-- Start of Material to process --

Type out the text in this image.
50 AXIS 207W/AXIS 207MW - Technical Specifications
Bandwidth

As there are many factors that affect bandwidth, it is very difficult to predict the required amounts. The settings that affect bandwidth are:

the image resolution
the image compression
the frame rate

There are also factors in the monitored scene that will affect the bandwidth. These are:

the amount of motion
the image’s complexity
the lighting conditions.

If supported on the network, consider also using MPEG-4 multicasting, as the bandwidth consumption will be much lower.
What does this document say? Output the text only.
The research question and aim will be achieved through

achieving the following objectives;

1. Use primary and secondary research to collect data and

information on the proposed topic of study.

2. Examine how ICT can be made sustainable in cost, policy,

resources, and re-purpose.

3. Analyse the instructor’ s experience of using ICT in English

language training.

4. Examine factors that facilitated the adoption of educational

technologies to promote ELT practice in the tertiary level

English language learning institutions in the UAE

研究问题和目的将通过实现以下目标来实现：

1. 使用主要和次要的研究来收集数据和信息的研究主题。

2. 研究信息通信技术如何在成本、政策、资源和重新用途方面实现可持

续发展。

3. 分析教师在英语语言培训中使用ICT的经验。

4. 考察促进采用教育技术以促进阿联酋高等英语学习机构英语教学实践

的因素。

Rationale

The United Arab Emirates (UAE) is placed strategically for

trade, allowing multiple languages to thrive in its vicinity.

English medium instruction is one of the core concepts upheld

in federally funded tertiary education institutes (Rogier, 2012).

-- End of Material to process --

== Written instruction ==
Find all lines where the word "English" appears. Copy them.

== Worked answer ==
3. Analyse the instructor’ s experience of using ICT in English
English language learning institutions in the UAE
English medium instruction is one of the core concepts upheld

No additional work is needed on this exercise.